Provided records -
------------------------------

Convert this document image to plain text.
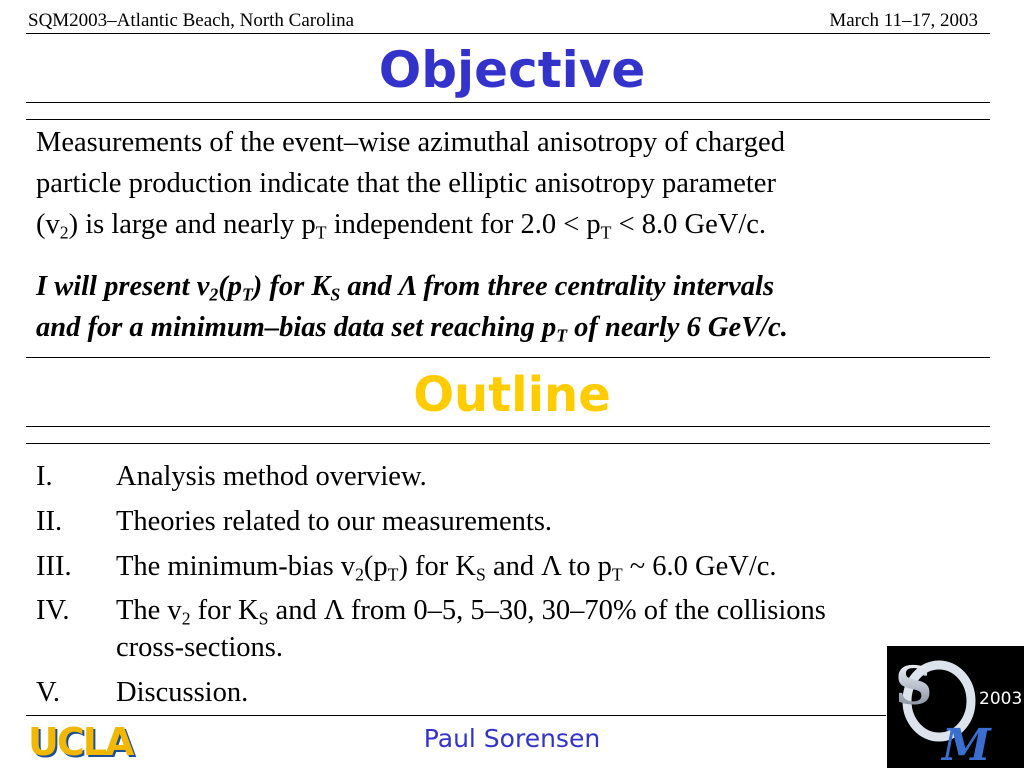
SQM2003–Atlantic Beach, North Carolina	March 11–17, 2003
Objective
Measurements of the event–wise azimuthal anisotropy of charged
particle production indicate that the elliptic anisotropy parameter
$(v_2)$ is large and nearly $p_T$ independent for $2.0 < p_T < 8.0$ GeV/c.
I will present $v_2(p_T)$ for $K_S$ and Λ from three centrality intervals
and for a minimum–bias data set reaching $p_T$ of nearly 6 GeV/c.
Outline
I. Analysis method overview.
II. Theories related to our measurements.
III. The minimum-bias $v_2(p_T)$ for $K_S$ and Λ to $p_T$ ~ 6.0 GeV/c.
IV. The $v_2$ for $K_S$ and Λ from 0–5, 5–30, 30–70% of the collisions
cross-sections.
V. Discussion.
UCLA	Paul Sorensen
S
M
2003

------------------------------

Count how many lines above contain the word "nearly". Reply with the number alone.

2